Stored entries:
——
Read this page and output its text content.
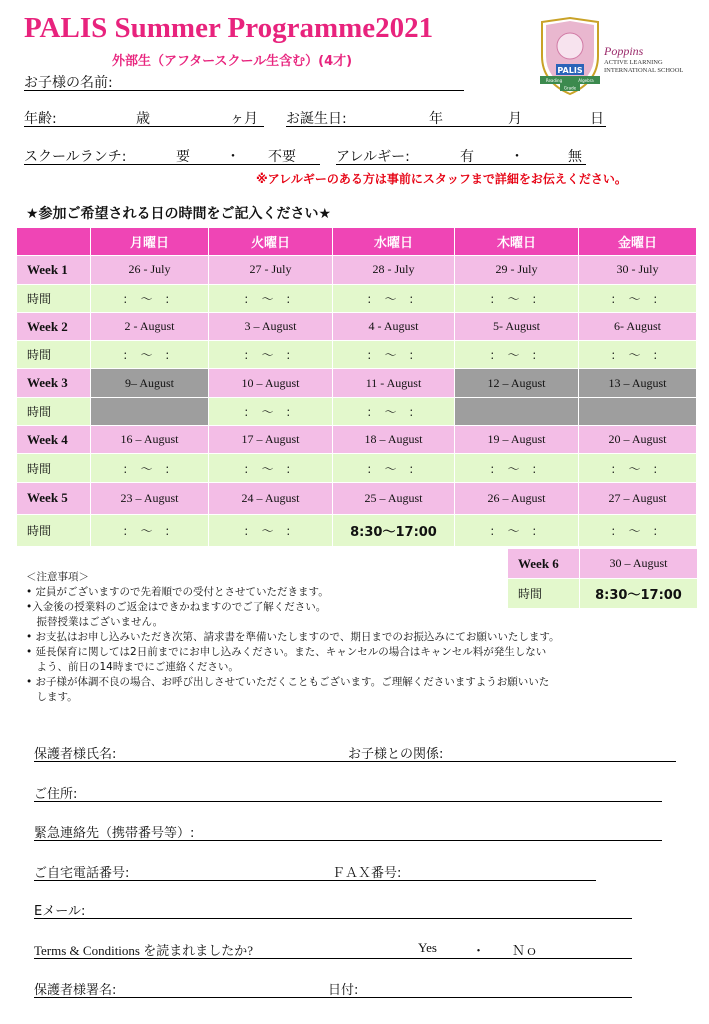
PALIS Summer Programme2021
外部生（アフタースクール生含む）(4才)
PALIS
Reading	Algebra
Grade
Poppins
ACTIVE LEARNING
INTERNATIONAL SCHOOL
お子様の名前:
年齢:	歳	ヶ月 お誕生日:	年	月	日
スクールランチ:	要	・ 不要	アレルギー:	有	・	無
※アレルギーのある方は事前にスタッフまで詳細をお伝えください。
★参加ご希望される日の時間をご記入ください★
	月曜日	火曜日	水曜日	木曜日	金曜日
Week 1	26 - July	27 - July	28 - July	29 - July	30 - July
時間	：　〜　：	：　〜　：	：　〜　：	：　〜　：	：　〜　：
Week 2	2 - August	3 – August	4 - August	5- August	6- August
時間	：　〜　：	：　〜　：	：　〜　：	：　〜　：	：　〜　：
Week 3	9– August	10 – August	11 - August	12 – August	13 – August
時間		：　〜　：	：　〜　：		
Week 4	16 – August	17 – August	18 – August	19 – August	20 – August
時間	：　〜　：	：　〜　：	：　〜　：	：　〜　：	：　〜　：
Week 5	23 – August	24 – August	25 – August	26 – August	27 – August
時間	：　〜　：	：　〜　：	8:30〜17:00	：　〜　：	：　〜　：
Week 6	30 – August
時間	8:30〜17:00
＜注意事項＞
• 定員がございますので先着順での受付とさせていただきます。
•入金後の授業料のご返金はできかねますのでご了解ください。
　振替授業はございません。
• お支払はお申し込みいただき次第、請求書を準備いたしますので、期日までのお振込みにてお願いいたします。
• 延長保育に関しては2日前までにお申し込みください。また、キャンセルの場合はキャンセル料が発生しない
　よう、前日の14時までにご連絡ください。
• お子様が体調不良の場合、お呼び出しさせていただくこともございます。ご理解くださいますようお願いいた
　します。
保護者様氏名:	お子様との関係:
ご住所:
緊急連絡先（携帯番号等）:
ご自宅電話番号:	ＦＡＸ番号:
Eメール:
Terms & Conditions を読まれましたか?	Yes	・ Ｎｏ
保護者様署名:	日付:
——
Keep the pictures out of the copy and write out the data exactly as it stands.

Read this page and output its text content.
PALIS Summer Programme2021
外部生（アフタースクール生含む）(4才)
PALIS
Reading	Algebra
Grade
Poppins
ACTIVE LEARNING
INTERNATIONAL SCHOOL
お子様の名前:
年齢:	歳	ヶ月 お誕生日:	年	月	日
スクールランチ:	要	・ 不要	アレルギー:	有	・	無
※アレルギーのある方は事前にスタッフまで詳細をお伝えください。
★参加ご希望される日の時間をご記入ください★
	月曜日	火曜日	水曜日	木曜日	金曜日
Week 1	26 - July	27 - July	28 - July	29 - July	30 - July
時間	：　〜　：	：　〜　：	：　〜　：	：　〜　：	：　〜　：
Week 2	2 - August	3 – August	4 - August	5- August	6- August
時間	：　〜　：	：　〜　：	：　〜　：	：　〜　：	：　〜　：
Week 3	9– August	10 – August	11 - August	12 – August	13 – August
時間		：　〜　：	：　〜　：		
Week 4	16 – August	17 – August	18 – August	19 – August	20 – August
時間	：　〜　：	：　〜　：	：　〜　：	：　〜　：	：　〜　：
Week 5	23 – August	24 – August	25 – August	26 – August	27 – August
時間	：　〜　：	：　〜　：	8:30〜17:00	：　〜　：	：　〜　：
Week 6	30 – August
時間	8:30〜17:00
＜注意事項＞
• 定員がございますので先着順での受付とさせていただきます。
•入金後の授業料のご返金はできかねますのでご了解ください。
　振替授業はございません。
• お支払はお申し込みいただき次第、請求書を準備いたしますので、期日までのお振込みにてお願いいたします。
• 延長保育に関しては2日前までにお申し込みください。また、キャンセルの場合はキャンセル料が発生しない
　よう、前日の14時までにご連絡ください。
• お子様が体調不良の場合、お呼び出しさせていただくこともございます。ご理解くださいますようお願いいた
　します。
保護者様氏名:	お子様との関係:
ご住所:
緊急連絡先（携帯番号等）:
ご自宅電話番号:	ＦＡＸ番号:
Eメール:
Terms & Conditions を読まれましたか?	Yes	・ Ｎｏ
保護者様署名:	日付:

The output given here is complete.